▶ [THE DATA]:
* begin *
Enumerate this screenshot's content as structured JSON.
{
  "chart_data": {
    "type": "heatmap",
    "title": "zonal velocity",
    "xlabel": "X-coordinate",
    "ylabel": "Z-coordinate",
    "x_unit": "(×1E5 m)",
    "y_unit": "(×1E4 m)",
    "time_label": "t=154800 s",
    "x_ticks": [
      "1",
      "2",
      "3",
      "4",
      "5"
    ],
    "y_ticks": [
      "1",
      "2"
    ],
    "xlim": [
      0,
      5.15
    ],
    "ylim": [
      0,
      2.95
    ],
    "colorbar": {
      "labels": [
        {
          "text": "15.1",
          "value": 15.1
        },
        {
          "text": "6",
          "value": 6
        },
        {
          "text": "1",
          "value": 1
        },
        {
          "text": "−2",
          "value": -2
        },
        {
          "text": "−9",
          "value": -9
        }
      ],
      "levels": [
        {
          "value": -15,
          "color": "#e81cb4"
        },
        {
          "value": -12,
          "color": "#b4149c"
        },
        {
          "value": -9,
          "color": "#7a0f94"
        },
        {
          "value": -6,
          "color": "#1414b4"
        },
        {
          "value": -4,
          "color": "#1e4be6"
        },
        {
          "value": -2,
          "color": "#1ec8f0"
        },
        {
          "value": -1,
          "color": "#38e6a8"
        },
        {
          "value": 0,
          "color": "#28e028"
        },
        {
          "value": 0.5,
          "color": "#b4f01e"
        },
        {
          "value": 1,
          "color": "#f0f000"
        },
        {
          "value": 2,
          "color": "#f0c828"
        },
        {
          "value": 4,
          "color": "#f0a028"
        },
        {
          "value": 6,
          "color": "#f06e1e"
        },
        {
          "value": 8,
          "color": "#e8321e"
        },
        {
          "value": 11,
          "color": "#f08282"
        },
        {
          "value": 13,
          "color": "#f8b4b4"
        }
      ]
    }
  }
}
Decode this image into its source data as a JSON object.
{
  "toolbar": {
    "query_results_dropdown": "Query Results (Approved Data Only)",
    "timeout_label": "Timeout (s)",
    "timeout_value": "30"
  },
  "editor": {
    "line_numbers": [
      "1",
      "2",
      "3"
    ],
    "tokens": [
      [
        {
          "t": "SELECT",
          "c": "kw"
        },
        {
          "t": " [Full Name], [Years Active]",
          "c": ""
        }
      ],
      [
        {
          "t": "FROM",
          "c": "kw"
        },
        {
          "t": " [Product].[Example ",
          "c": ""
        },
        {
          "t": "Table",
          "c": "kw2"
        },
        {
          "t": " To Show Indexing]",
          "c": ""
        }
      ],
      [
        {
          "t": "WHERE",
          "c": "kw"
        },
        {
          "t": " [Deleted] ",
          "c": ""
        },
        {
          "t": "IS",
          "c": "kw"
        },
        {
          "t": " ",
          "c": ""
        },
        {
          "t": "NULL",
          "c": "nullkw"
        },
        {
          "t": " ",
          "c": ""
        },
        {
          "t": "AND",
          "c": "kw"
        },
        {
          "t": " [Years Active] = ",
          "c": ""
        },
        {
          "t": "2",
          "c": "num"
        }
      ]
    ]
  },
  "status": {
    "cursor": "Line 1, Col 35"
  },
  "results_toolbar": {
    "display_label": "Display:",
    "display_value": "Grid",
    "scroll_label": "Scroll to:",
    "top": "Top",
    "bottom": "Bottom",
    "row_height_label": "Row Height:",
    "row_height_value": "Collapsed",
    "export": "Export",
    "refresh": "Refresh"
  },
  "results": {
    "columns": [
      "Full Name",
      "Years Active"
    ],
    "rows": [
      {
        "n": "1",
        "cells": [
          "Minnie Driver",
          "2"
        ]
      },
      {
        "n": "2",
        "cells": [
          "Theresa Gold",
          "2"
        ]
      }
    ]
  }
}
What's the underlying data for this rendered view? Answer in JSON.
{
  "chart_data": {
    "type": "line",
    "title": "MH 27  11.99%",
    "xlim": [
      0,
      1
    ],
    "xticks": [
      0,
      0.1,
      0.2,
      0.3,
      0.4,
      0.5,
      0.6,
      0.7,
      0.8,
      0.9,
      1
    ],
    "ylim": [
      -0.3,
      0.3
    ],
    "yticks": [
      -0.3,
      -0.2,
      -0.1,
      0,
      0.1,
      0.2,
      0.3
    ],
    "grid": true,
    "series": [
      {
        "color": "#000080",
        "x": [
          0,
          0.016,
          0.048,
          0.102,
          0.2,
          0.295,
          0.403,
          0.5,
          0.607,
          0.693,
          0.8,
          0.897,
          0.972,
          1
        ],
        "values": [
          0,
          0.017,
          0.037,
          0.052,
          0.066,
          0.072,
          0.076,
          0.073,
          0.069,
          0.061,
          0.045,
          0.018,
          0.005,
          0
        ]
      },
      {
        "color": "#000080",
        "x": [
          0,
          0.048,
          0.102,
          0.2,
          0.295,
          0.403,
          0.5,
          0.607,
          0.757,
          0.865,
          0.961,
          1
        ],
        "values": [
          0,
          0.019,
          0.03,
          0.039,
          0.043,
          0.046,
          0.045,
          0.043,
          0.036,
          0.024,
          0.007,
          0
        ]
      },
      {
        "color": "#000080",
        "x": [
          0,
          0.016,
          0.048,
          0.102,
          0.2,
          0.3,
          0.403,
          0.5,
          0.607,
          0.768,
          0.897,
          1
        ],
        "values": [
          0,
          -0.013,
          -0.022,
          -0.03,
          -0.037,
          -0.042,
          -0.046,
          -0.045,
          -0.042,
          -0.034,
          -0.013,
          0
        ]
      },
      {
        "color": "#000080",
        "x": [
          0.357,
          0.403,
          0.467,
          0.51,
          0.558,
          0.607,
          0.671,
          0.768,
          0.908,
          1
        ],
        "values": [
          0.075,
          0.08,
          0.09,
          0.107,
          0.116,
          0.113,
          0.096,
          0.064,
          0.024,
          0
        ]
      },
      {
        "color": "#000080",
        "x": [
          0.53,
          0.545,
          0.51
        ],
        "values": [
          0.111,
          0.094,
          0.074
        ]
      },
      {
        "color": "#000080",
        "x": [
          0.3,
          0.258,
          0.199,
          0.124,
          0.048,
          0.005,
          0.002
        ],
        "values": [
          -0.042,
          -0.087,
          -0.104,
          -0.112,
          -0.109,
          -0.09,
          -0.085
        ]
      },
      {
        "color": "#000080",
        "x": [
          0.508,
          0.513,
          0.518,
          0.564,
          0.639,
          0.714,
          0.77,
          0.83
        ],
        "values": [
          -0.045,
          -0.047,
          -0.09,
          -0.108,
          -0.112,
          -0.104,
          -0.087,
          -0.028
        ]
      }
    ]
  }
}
* end *
▶ [DO THIS]:
Copy out every line of the material above that mentions the word "title".

▶ [FINISHED ANSWER]:
    "title": "zonal velocity",
    "title": "MH 27  11.99%",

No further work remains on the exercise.